Instructions to follow: Collect all lines from the records below that include the word "incompletely".

Records for the exercise:
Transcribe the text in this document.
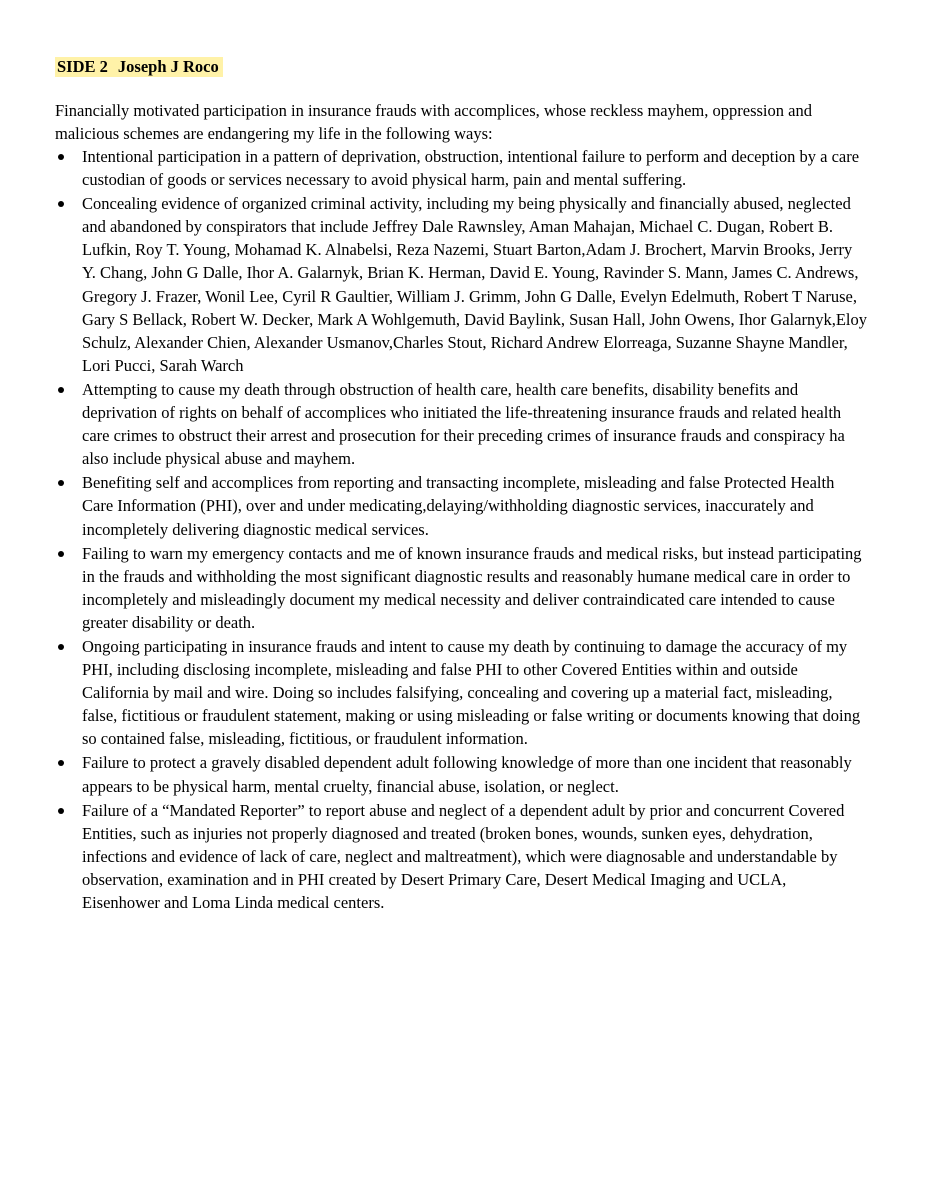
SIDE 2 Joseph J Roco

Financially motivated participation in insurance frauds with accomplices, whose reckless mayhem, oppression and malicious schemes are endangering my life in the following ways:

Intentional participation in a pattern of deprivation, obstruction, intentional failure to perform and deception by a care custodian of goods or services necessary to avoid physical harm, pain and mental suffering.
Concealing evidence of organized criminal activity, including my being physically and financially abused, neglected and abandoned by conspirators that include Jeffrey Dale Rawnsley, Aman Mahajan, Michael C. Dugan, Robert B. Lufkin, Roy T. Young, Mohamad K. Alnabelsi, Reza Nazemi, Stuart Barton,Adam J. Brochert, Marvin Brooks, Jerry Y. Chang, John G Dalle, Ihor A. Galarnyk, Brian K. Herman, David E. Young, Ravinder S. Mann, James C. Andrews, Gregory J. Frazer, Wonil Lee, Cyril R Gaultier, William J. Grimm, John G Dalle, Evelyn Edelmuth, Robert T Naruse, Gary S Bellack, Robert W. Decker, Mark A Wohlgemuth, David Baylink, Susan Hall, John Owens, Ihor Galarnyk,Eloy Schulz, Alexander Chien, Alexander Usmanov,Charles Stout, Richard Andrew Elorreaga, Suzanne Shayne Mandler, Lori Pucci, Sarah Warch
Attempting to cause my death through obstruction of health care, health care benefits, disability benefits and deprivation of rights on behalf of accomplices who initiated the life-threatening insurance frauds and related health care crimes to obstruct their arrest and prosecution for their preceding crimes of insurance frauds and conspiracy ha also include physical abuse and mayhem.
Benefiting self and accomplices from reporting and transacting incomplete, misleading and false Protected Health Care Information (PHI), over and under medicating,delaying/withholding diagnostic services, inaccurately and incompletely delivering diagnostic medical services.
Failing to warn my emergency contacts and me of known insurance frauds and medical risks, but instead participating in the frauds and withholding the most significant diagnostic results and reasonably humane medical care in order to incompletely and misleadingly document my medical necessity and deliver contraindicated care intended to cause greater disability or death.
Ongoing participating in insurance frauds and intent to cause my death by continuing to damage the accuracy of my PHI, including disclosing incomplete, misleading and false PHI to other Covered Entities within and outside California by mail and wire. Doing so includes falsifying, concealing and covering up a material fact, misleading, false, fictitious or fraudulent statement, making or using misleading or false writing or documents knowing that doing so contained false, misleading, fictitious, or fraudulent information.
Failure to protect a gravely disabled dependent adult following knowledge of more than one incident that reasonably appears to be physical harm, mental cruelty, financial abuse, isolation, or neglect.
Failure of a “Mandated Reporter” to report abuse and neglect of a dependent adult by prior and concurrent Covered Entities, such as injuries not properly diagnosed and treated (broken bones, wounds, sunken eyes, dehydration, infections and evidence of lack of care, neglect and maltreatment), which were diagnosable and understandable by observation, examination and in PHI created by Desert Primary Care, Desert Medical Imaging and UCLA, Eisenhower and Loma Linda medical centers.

--

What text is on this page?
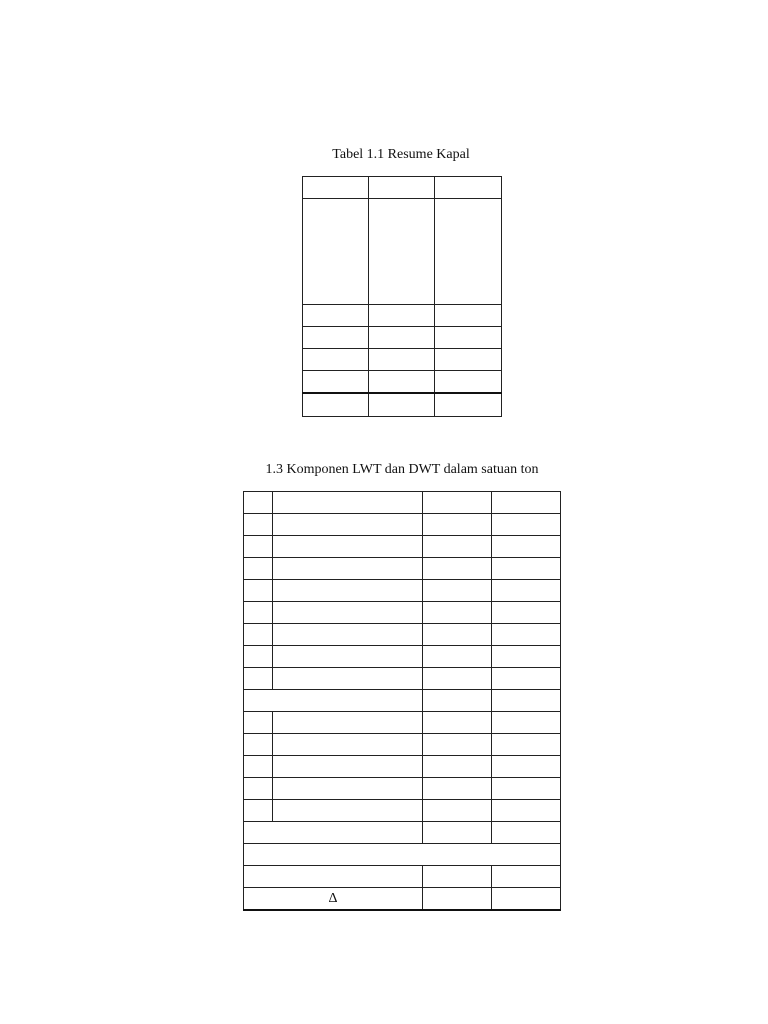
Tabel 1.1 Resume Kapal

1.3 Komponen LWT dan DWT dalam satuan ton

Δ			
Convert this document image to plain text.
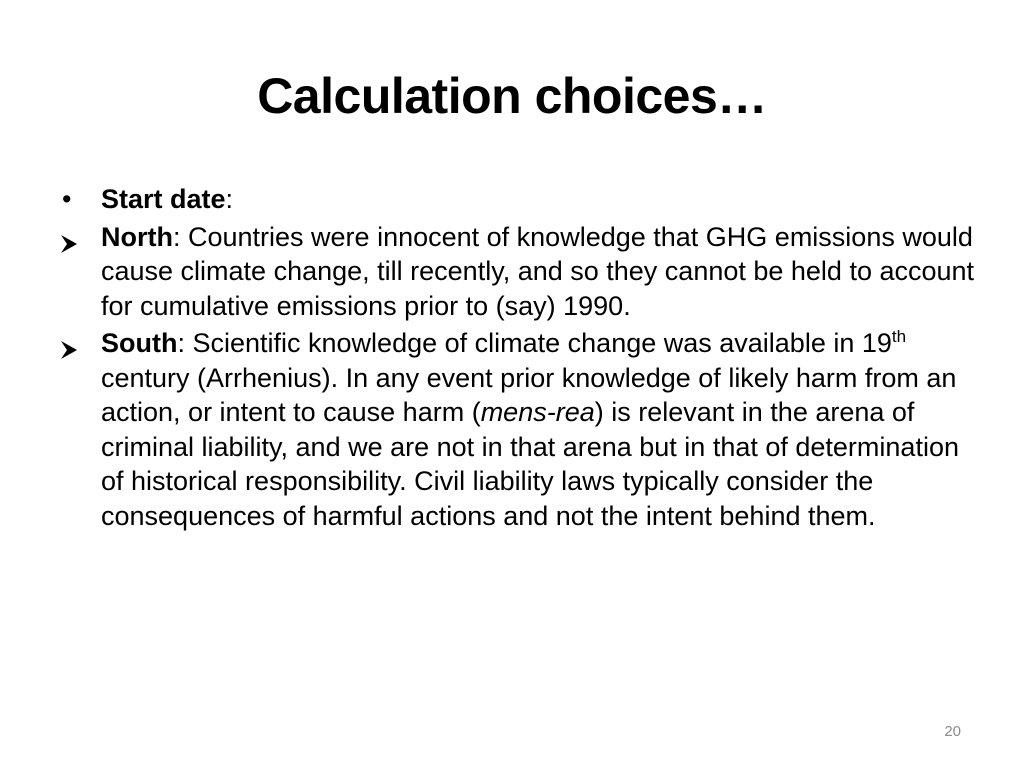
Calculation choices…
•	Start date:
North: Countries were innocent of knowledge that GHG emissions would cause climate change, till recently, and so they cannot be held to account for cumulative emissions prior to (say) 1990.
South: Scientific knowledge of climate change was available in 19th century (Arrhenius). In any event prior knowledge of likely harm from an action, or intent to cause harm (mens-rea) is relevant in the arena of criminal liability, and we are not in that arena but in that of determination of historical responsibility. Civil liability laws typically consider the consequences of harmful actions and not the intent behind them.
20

Response to this exercise:
Benefiting self and accomplices from reporting and transacting incomplete, misleading and false Protected Health Care Information (PHI), over and under medicating,delaying/withholding diagnostic services, inaccurately and incompletely delivering diagnostic medical services.
Failing to warn my emergency contacts and me of known insurance frauds and medical risks, but instead participating in the frauds and withholding the most significant diagnostic results and reasonably humane medical care in order to incompletely and misleadingly document my medical necessity and deliver contraindicated care intended to cause greater disability or death.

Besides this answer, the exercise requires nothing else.